CONSIGNES DE L'EXERCICE:
1 – Répondez aux questions suivantes sur le texte consacré aux chroniques arabes :
(a) Combien de fragments de chroniques arabes l'ouvrage de Dolors Bramon traduit-il et étudie-t-il ?
(b) À quel territoire actuel ces fragments se rapportent-ils ?
(c) Dans les questions posées au professeur Bramon, de quelle époque sont les chroniques musulmanes évoquées ?
2 – Donnez la suite du texte consacré aux chroniques arabes, à partir de sa dernière phrase.

TEXTE PRÉSENTÉ:
= = = =

Les chroniques arabes d’époque carolingienne sont un patrimoine très riche et très utile pour mieux connaître cette étape historique. L’œuvre De quan érem o no musulmans, de Dolors Bramon, membre de la Secció Històrico-Arqueològica de l’Institut d’Estudis Catalans et professeur émérite à l’Universitat de Barcelona, comprend la traduction et l’étude de près de cinq cents fragments de chroniques arabes qui se rapportent au territoire de l’actuelle Catalogne pendant la période hispano-arabe. Nous avons parlé avec l’auteur de ce travail, édité conjointement par Eumo Editorial, l’Institut d’Estudis Catalans et l’Institut Universitari d’Història Jaume Vicens i Vives.

Professeur Bramon, pourquoi les chroniques musulmanes d’époque carolingienne sont-elles aussi intéressantes ? Qu’est-ce qui les différencie des chroniques chrétiennes ? Sont-elles plus impartiales ? Et qu’en est-il de leur style ?

= = = =

CONTENU DES DONNÉES:
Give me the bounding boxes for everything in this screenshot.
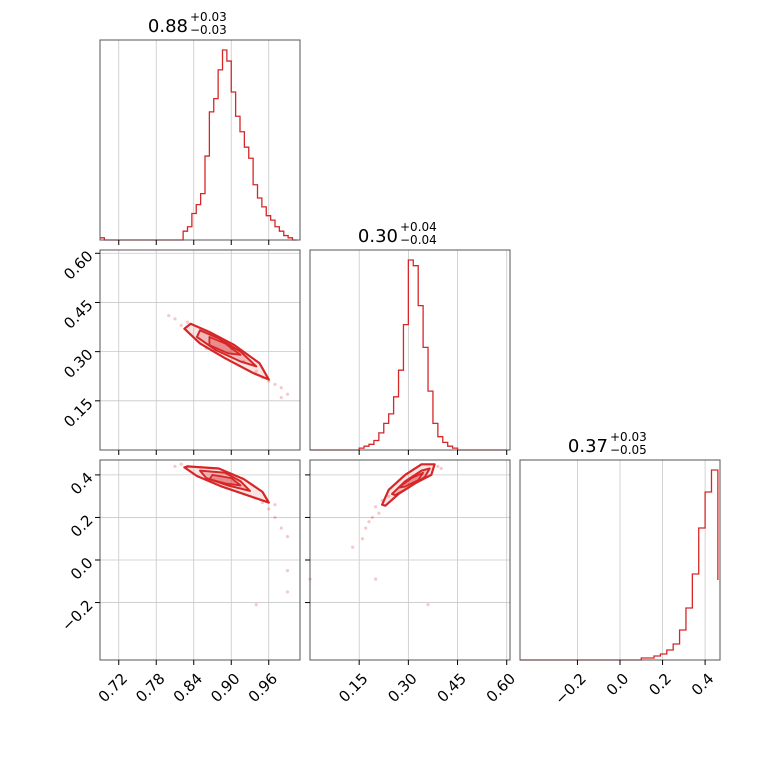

= = = =

RÉPONSES DANS L'ORDRE:
1 –
(a) Près de cinq cents.
(b) L'actuelle Catalogne.
(c) L'époque carolingienne.

2 –
Elles sont intéressantes parce que souvent elles complètent les chroniques chrétiennes et parfois elles donnent des informations qui n’y figurent pas. Il ne semble pas qu’elles disent des mensonges, et quand elles copient un historien antérieur, elles donnent toujours la référence et nous informent sur la plus ou moins grande vraisemblance de l’information.

Quels sont les thématiques des chroniques ? Les batailles y sont très présentes, bien sûr, mais aussi la vie quotidienne de cette époque ? Et les relations personnelles ?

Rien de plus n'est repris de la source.